■ What you will do ■
The data below should be restated word for word, with every picture omitted.

————————

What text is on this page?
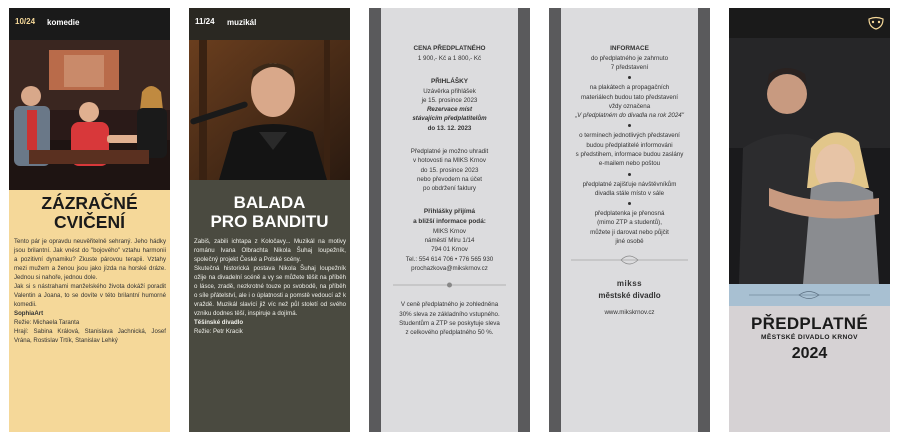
10/24 komedie
ZÁZRAČNÉ
CVIČENÍ

Tento pár je opravdu neuvěřitelně sehraný. Jeho hádky jsou brilantní. Jak vnést do "bojového" vztahu harmonii a pozitivní dynamiku? Zkuste párovou terapii. Vztahy mezi mužem a ženou jsou jako jízda na horské dráze. Jednou si nahoře, jednou dole.

Jak si s nástrahami manželského života dokáží poradit Valentin a Joana, to se dovíte v této brilantní humorné komedii.

SophiaArt

Režie: Michaela Taranta

Hrají: Sabina Králová, Stanislava Jachnická, Josef Vrána, Rostislav Trtík, Stanislav Lehký

11/24 muzikál
BALADA
PRO BANDITU

Zabiš, zabili ichtapa z Koločavy... Muzikál na motivy románu Ivana Olbrachta Nikola Šuhaj loupežník, společný projekt České a Polské scény.

Skutečná historická postava Nikola Šuhaj loupežník ožije na divadelní scéně a vy se můžete těšit na příběh o lásce, zradě, nezkrotné touze po svobodě, na příběh o síle přátelství, ale i o úplatnosti a pomstě vedoucí až k vraždě. Muzikál slavící již víc než půl století od svého vzniku dodnes těší, inspiruje a dojímá.

Těšínské divadlo

Režie: Petr Kracik

CENA PŘEDPLATNÉHO
1 900,- Kč a 1 800,- Kč
PŘIHLÁŠKY
Uzávěrka přihlášek
je 15. prosince 2023
Rezervace míst
stávajícím předplatitelům
do 13. 12. 2023
Předplatné je možno uhradit
v hotovosti na MIKS Krnov
do 15. prosince 2023
nebo převodem na účet
po obdržení faktury
Přihlášky přijímá
a bližší informace podá:
MIKS Krnov
náměstí Míru 1/14
794 01 Krnov
Tel.: 554 614 706 • 776 565 930
prochazkova@mikskrnov.cz
V ceně předplatného je zohledněna
30% sleva ze základního vstupného.
Studentům a ZTP se poskytuje sleva
z celkového předplatného 50 %.
INFORMACE
do předplatného je zahrnuto
7 představení
na plakátech a propagačních
materiálech budou tato představení
vždy označena
„V předplatném do divadla na rok 2024"
o termínech jednotlivých představení
budou předplatitelé informováni
s předstihem, informace budou zaslány
e-mailem nebo poštou
předplatné zajišťuje návštěvníkům
divadla stále místo v sále
předplatenka je přenosná
(mimo ZTP a studentů),
můžete ji darovat nebo půjčit
jiné osobě
mikss
městské divadlo
www.mikskrnov.cz
PŘEDPLATNÉ
MĚSTSKÉ DIVADLO KRNOV
2024
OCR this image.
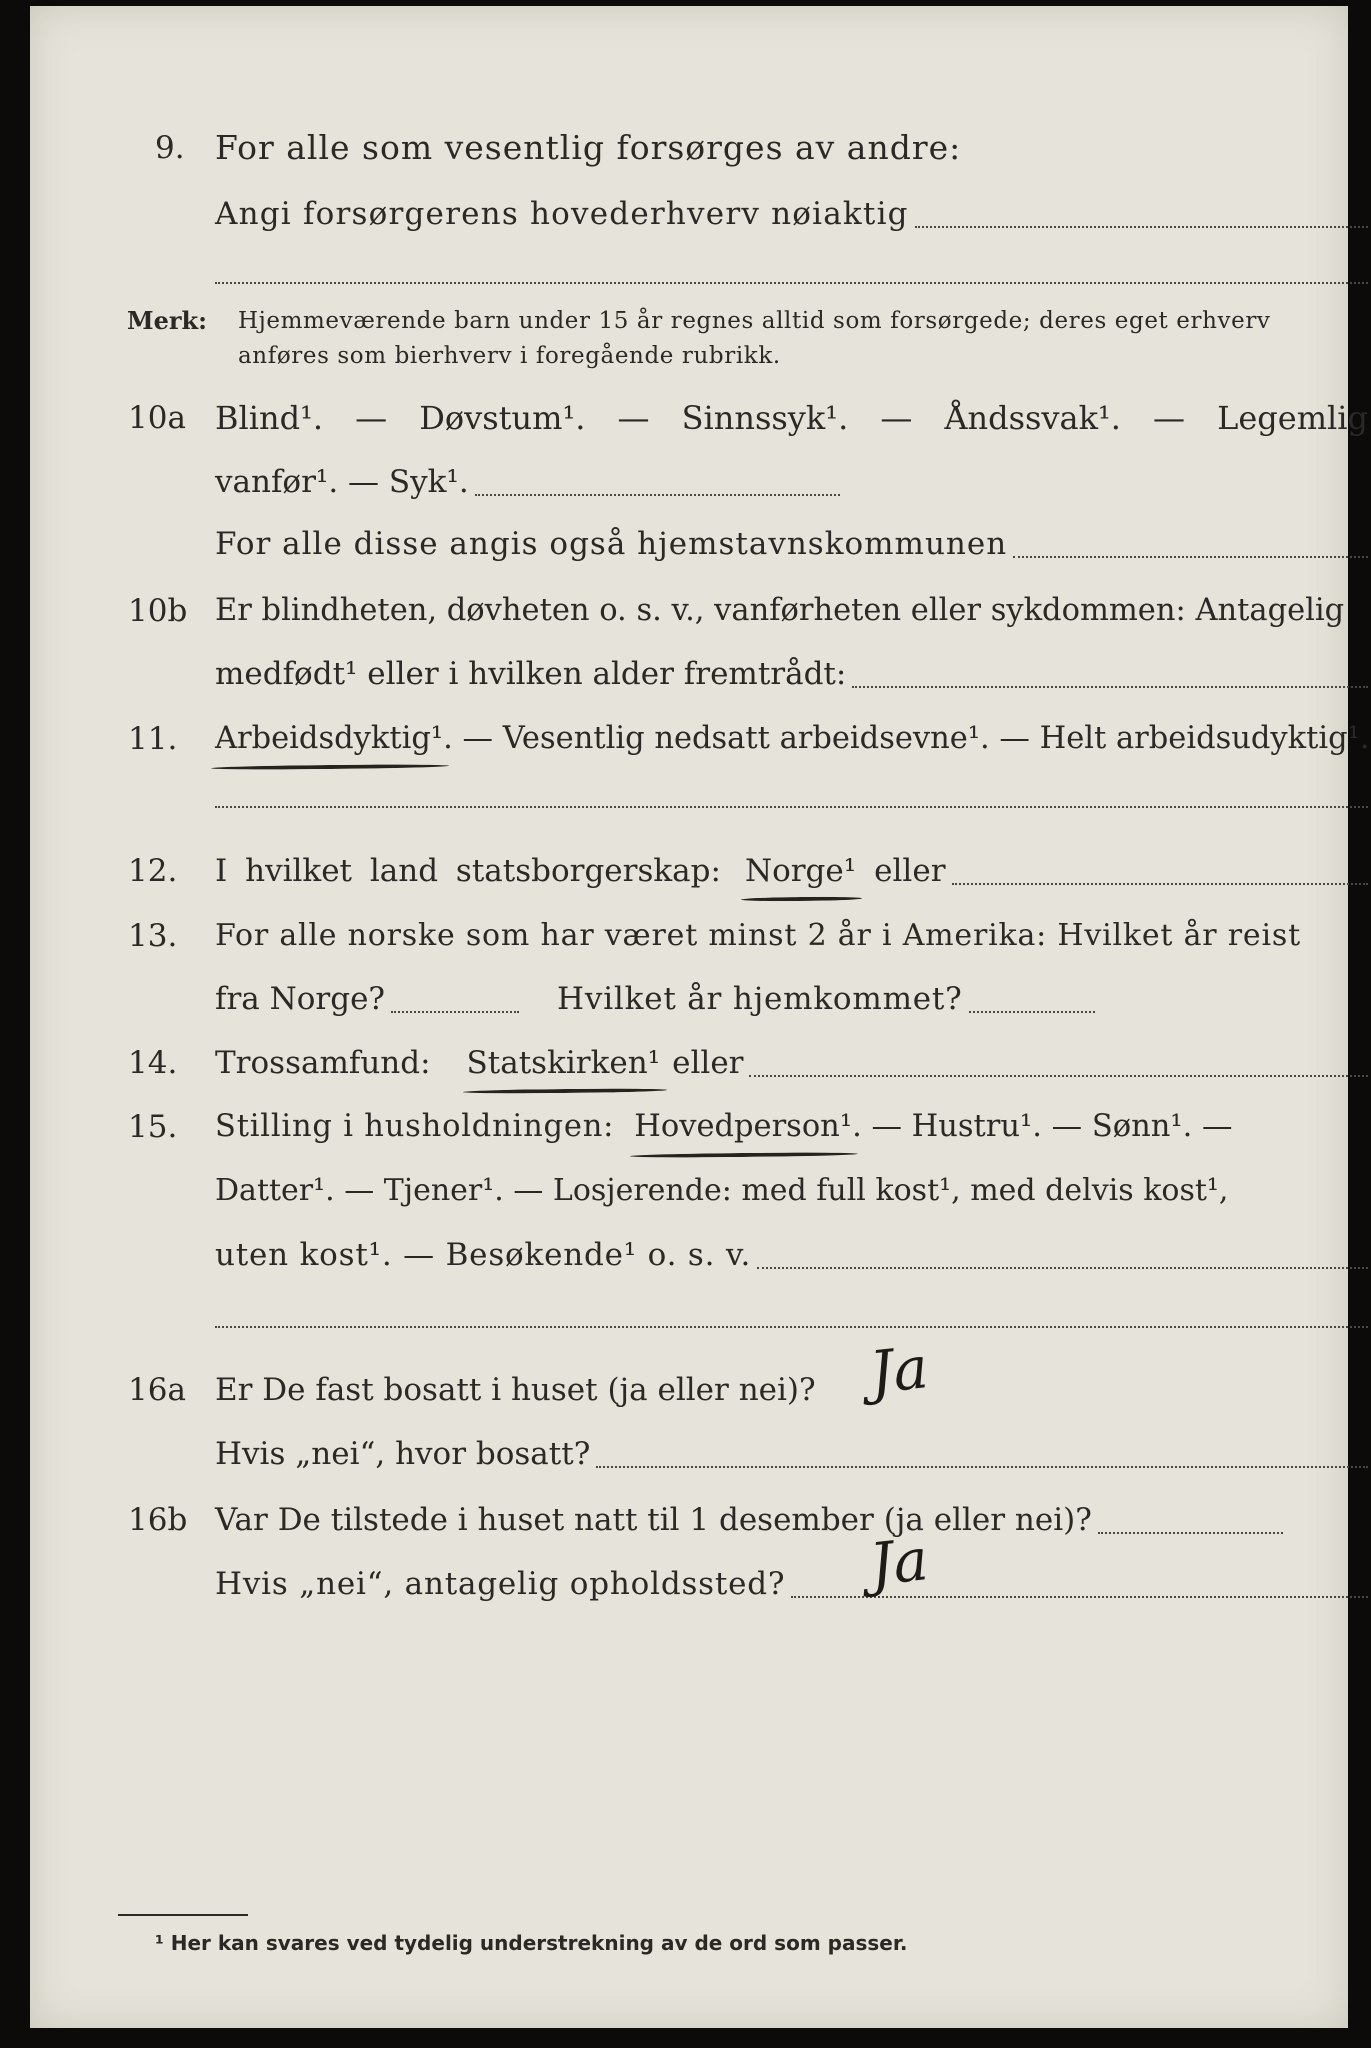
9. For alle som vesentlig forsørges av andre:
Angi forsørgerens hovederhverv nøiaktig
Merk: Hjemmeværende barn under 15 år regnes alltid som forsørgede; deres eget erhverv
anføres som bierhverv i foregående rubrikk.
10a Blind¹. — Døvstum¹. — Sinnssyk¹. — Åndssvak¹. — Legemlig
vanfør¹. — Syk¹.
For alle disse angis også hjemstavnskommunen
10b Er blindheten, døvheten o. s. v., vanførheten eller sykdommen: Antagelig
medfødt¹ eller i hvilken alder fremtrådt:
11. Arbeidsdyktig¹ . — Vesentlig nedsatt arbeidsevne¹. — Helt arbeidsudyktig¹.
12. I hvilket land statsborgerskap: Norge¹ eller
13. For alle norske som har været minst 2 år i Amerika: Hvilket år reist
fra Norge?	Hvilket år hjemkommet?
14. Trossamfund: Statskirken¹ eller
15. Stilling i husholdningen: Hovedperson¹ . — Hustru¹. — Sønn¹. —
Datter¹. — Tjener¹. — Losjerende: med full kost¹, med delvis kost¹,
uten kost¹. — Besøkende¹ o. s. v.
16a Er De fast bosatt i huset (ja eller nei)? Ja
Hvis „nei“, hvor bosatt?
16b Var De tilstede i huset natt til 1 desember (ja eller nei)?
Hvis „nei“, antagelig opholdssted? Ja
¹ Her kan svares ved tydelig understrekning av de ord som passer.
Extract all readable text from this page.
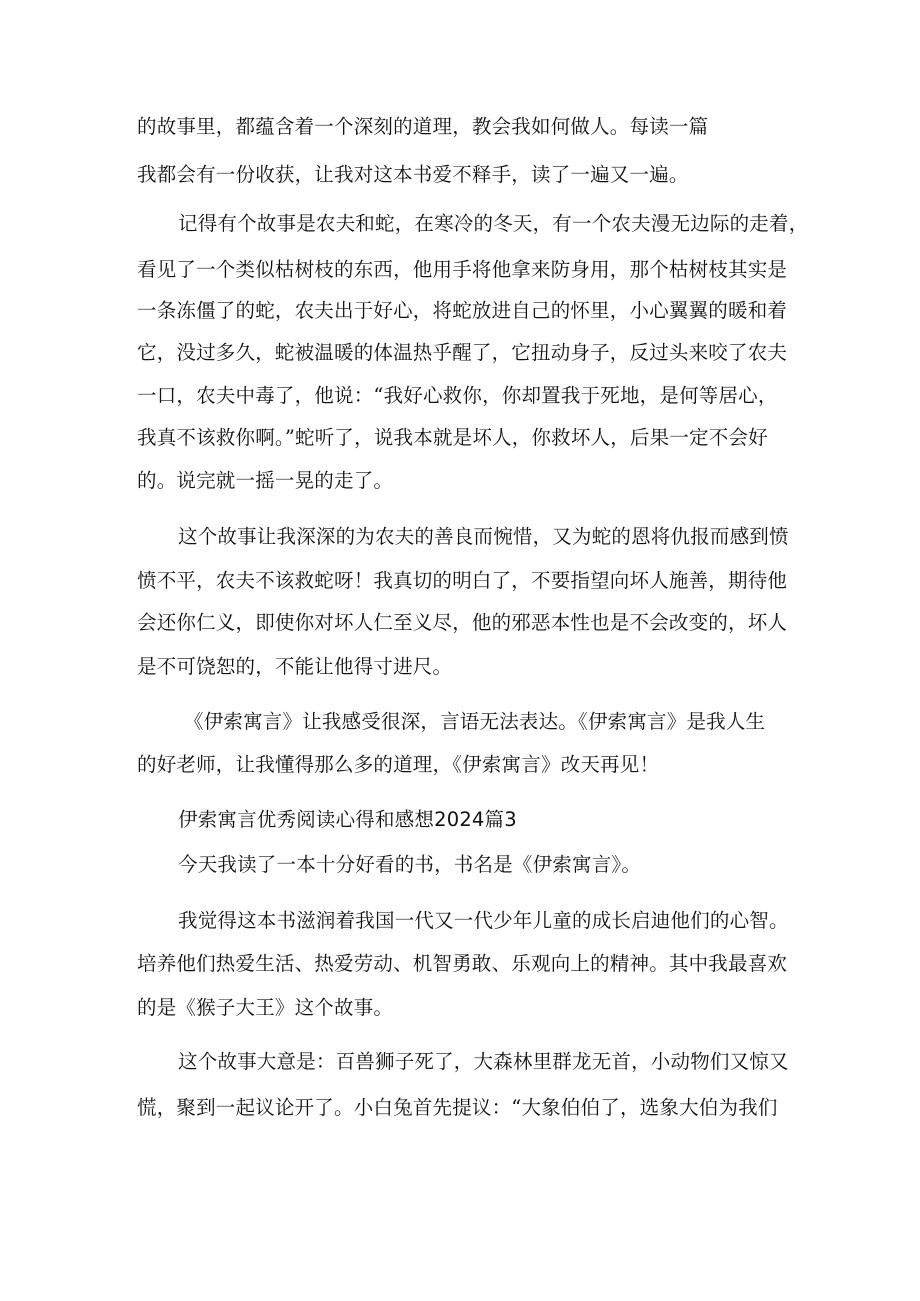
的故事里，都蕴含着一个深刻的道理，教会我如何做人。每读一篇
我都会有一份收获，让我对这本书爱不释手，读了一遍又一遍。
记得有个故事是农夫和蛇，在寒冷的冬天，有一个农夫漫无边际的走着，
看见了一个类似枯树枝的东西，他用手将他拿来防身用，那个枯树枝其实是
一条冻僵了的蛇，农夫出于好心，将蛇放进自己的怀里，小心翼翼的暖和着
它，没过多久，蛇被温暖的体温热乎醒了，它扭动身子，反过头来咬了农夫
一口，农夫中毒了，他说：“我好心救你，你却置我于死地，是何等居心，
我真不该救你啊。”蛇听了，说我本就是坏人，你救坏人，后果一定不会好
的。说完就一摇一晃的走了。
这个故事让我深深的为农夫的善良而惋惜，又为蛇的恩将仇报而感到愤
愤不平，农夫不该救蛇呀！我真切的明白了，不要指望向坏人施善，期待他
会还你仁义，即使你对坏人仁至义尽，他的邪恶本性也是不会改变的，坏人
是不可饶恕的，不能让他得寸进尺。
《伊索寓言》让我感受很深，言语无法表达。《伊索寓言》是我人生
的好老师，让我懂得那么多的道理，《伊索寓言》改天再见！
伊索寓言优秀阅读心得和感想2024篇3
今天我读了一本十分好看的书，书名是《伊索寓言》。
我觉得这本书滋润着我国一代又一代少年儿童的成长启迪他们的心智。
培养他们热爱生活、热爱劳动、机智勇敢、乐观向上的精神。其中我最喜欢
的是《猴子大王》这个故事。
这个故事大意是：百兽狮子死了，大森林里群龙无首，小动物们又惊又
慌，聚到一起议论开了。小白兔首先提议：“大象伯伯了，选象大伯为我们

————————

■ Complete answer ■
What text is on this page?
10/24 komedie
ZÁZRAČNÉ
CVIČENÍ

Tento pár je opravdu neuvěřitelně sehraný. Jeho hádky jsou brilantní. Jak vnést do "bojového" vztahu harmonii a pozitivní dynamiku? Zkuste párovou terapii. Vztahy mezi mužem a ženou jsou jako jízda na horské dráze. Jednou si nahoře, jednou dole.

Jak si s nástrahami manželského života dokáží poradit Valentin a Joana, to se dovíte v této brilantní humorné komedii.

SophiaArt

Režie: Michaela Taranta

Hrají: Sabina Králová, Stanislava Jachnická, Josef Vrána, Rostislav Trtík, Stanislav Lehký

11/24 muzikál
BALADA
PRO BANDITU

Zabiš, zabili ichtapa z Koločavy... Muzikál na motivy románu Ivana Olbrachta Nikola Šuhaj loupežník, společný projekt České a Polské scény.

Skutečná historická postava Nikola Šuhaj loupežník ožije na divadelní scéně a vy se můžete těšit na příběh o lásce, zradě, nezkrotné touze po svobodě, na příběh o síle přátelství, ale i o úplatnosti a pomstě vedoucí až k vraždě. Muzikál slavící již víc než půl století od svého vzniku dodnes těší, inspiruje a dojímá.

Těšínské divadlo

Režie: Petr Kracik

CENA PŘEDPLATNÉHO
1 900,- Kč a 1 800,- Kč
PŘIHLÁŠKY
Uzávěrka přihlášek
je 15. prosince 2023
Rezervace míst
stávajícím předplatitelům
do 13. 12. 2023
Předplatné je možno uhradit
v hotovosti na MIKS Krnov
do 15. prosince 2023
nebo převodem na účet
po obdržení faktury
Přihlášky přijímá
a bližší informace podá:
MIKS Krnov
náměstí Míru 1/14
794 01 Krnov
Tel.: 554 614 706 • 776 565 930
prochazkova@mikskrnov.cz
V ceně předplatného je zohledněna
30% sleva ze základního vstupného.
Studentům a ZTP se poskytuje sleva
z celkového předplatného 50 %.
INFORMACE
do předplatného je zahrnuto
7 představení
na plakátech a propagačních
materiálech budou tato představení
vždy označena
„V předplatném do divadla na rok 2024"
o termínech jednotlivých představení
budou předplatitelé informováni
s předstihem, informace budou zaslány
e-mailem nebo poštou
předplatné zajišťuje návštěvníkům
divadla stále místo v sále
předplatenka je přenosná
(mimo ZTP a studentů),
můžete ji darovat nebo půjčit
jiné osobě
mikss
městské divadlo
www.mikskrnov.cz
PŘEDPLATNÉ
MĚSTSKÉ DIVADLO KRNOV
2024
OCR this image.
9. For alle som vesentlig forsørges av andre:
Angi forsørgerens hovederhverv nøiaktig
Merk: Hjemmeværende barn under 15 år regnes alltid som forsørgede; deres eget erhverv
anføres som bierhverv i foregående rubrikk.
10a Blind¹. — Døvstum¹. — Sinnssyk¹. — Åndssvak¹. — Legemlig
vanfør¹. — Syk¹.
For alle disse angis også hjemstavnskommunen
10b Er blindheten, døvheten o. s. v., vanførheten eller sykdommen: Antagelig
medfødt¹ eller i hvilken alder fremtrådt:
11. Arbeidsdyktig¹ . — Vesentlig nedsatt arbeidsevne¹. — Helt arbeidsudyktig¹.
12. I hvilket land statsborgerskap: Norge¹ eller
13. For alle norske som har været minst 2 år i Amerika: Hvilket år reist
fra Norge?	Hvilket år hjemkommet?
14. Trossamfund: Statskirken¹ eller
15. Stilling i husholdningen: Hovedperson¹ . — Hustru¹. — Sønn¹. —
Datter¹. — Tjener¹. — Losjerende: med full kost¹, med delvis kost¹,
uten kost¹. — Besøkende¹ o. s. v.
16a Er De fast bosatt i huset (ja eller nei)? Ja
Hvis „nei“, hvor bosatt?
16b Var De tilstede i huset natt til 1 desember (ja eller nei)?
Hvis „nei“, antagelig opholdssted? Ja
¹ Her kan svares ved tydelig understrekning av de ord som passer.
Extract all readable text from this page.
的故事里，都蕴含着一个深刻的道理，教会我如何做人。每读一篇
我都会有一份收获，让我对这本书爱不释手，读了一遍又一遍。
记得有个故事是农夫和蛇，在寒冷的冬天，有一个农夫漫无边际的走着，
看见了一个类似枯树枝的东西，他用手将他拿来防身用，那个枯树枝其实是
一条冻僵了的蛇，农夫出于好心，将蛇放进自己的怀里，小心翼翼的暖和着
它，没过多久，蛇被温暖的体温热乎醒了，它扭动身子，反过头来咬了农夫
一口，农夫中毒了，他说：“我好心救你，你却置我于死地，是何等居心，
我真不该救你啊。”蛇听了，说我本就是坏人，你救坏人，后果一定不会好
的。说完就一摇一晃的走了。
这个故事让我深深的为农夫的善良而惋惜，又为蛇的恩将仇报而感到愤
愤不平，农夫不该救蛇呀！我真切的明白了，不要指望向坏人施善，期待他
会还你仁义，即使你对坏人仁至义尽，他的邪恶本性也是不会改变的，坏人
是不可饶恕的，不能让他得寸进尺。
《伊索寓言》让我感受很深，言语无法表达。《伊索寓言》是我人生
的好老师，让我懂得那么多的道理，《伊索寓言》改天再见！
伊索寓言优秀阅读心得和感想2024篇3
今天我读了一本十分好看的书，书名是《伊索寓言》。
我觉得这本书滋润着我国一代又一代少年儿童的成长启迪他们的心智。
培养他们热爱生活、热爱劳动、机智勇敢、乐观向上的精神。其中我最喜欢
的是《猴子大王》这个故事。
这个故事大意是：百兽狮子死了，大森林里群龙无首，小动物们又惊又
慌，聚到一起议论开了。小白兔首先提议：“大象伯伯了，选象大伯为我们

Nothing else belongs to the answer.